* Task description *
Repeat the records below exactly, leaving out any pictures.

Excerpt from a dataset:
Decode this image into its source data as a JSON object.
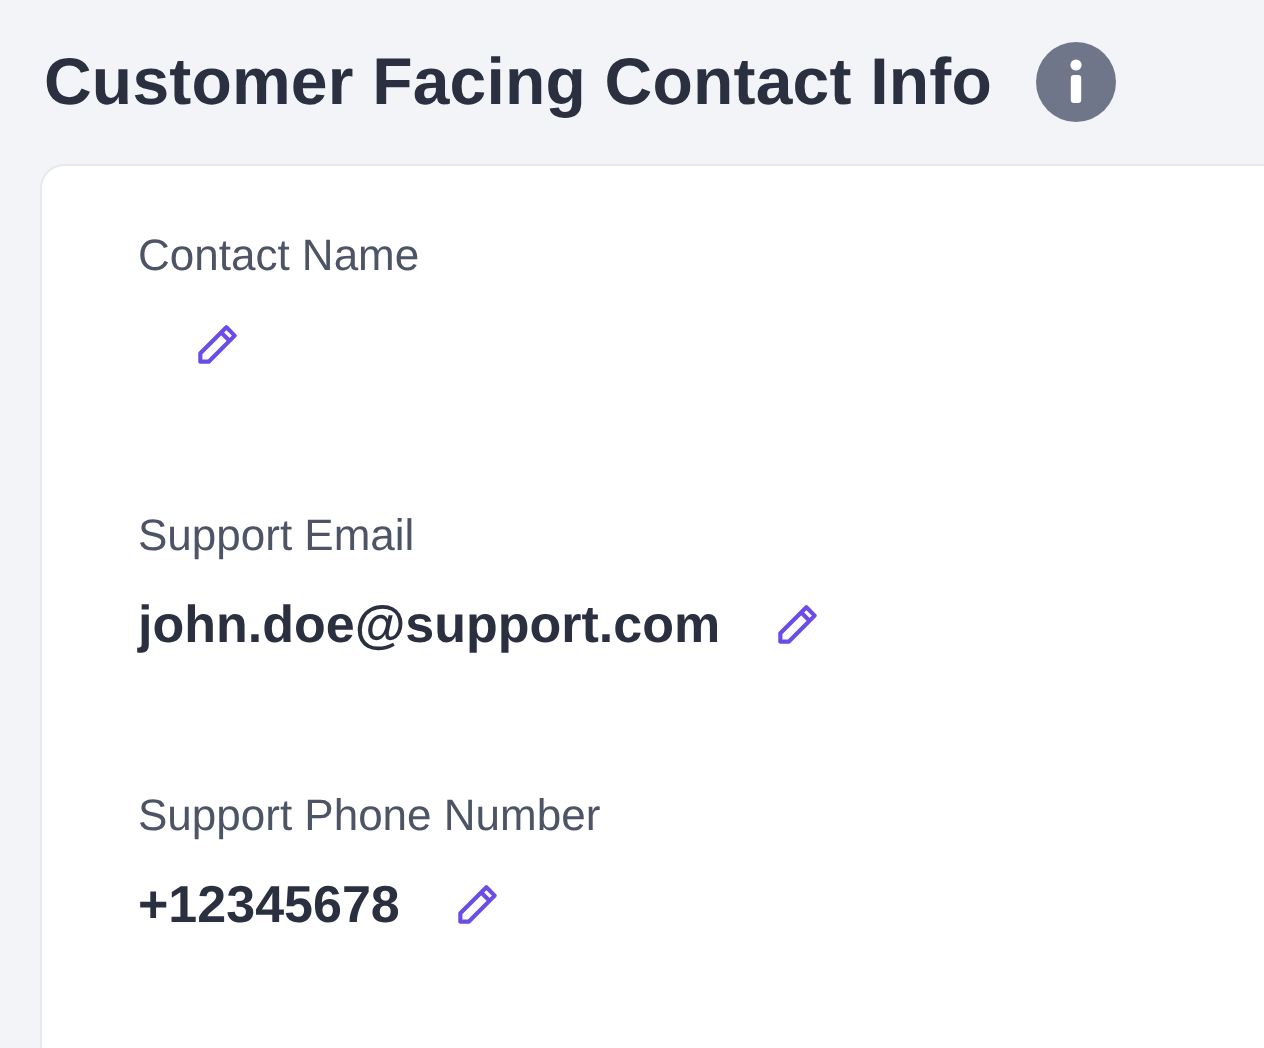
{
  "header": {
    "title": "Customer Facing Contact Info"
  },
  "fields": [
    {
      "label": "Contact Name"
    },
    {
      "label": "Support Email",
      "value": "john.doe@support.com"
    },
    {
      "label": "Support Phone Number",
      "value": "+12345678"
    }
  ]
}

* The completed task *
Decode this image into its source data as a JSON object.
{
  "header": {
    "title": "Customer Facing Contact Info"
  },
  "fields": [
    {
      "label": "Contact Name"
    },
    {
      "label": "Support Email",
      "value": "john.doe@support.com"
    },
    {
      "label": "Support Phone Number",
      "value": "+12345678"
    }
  ]
}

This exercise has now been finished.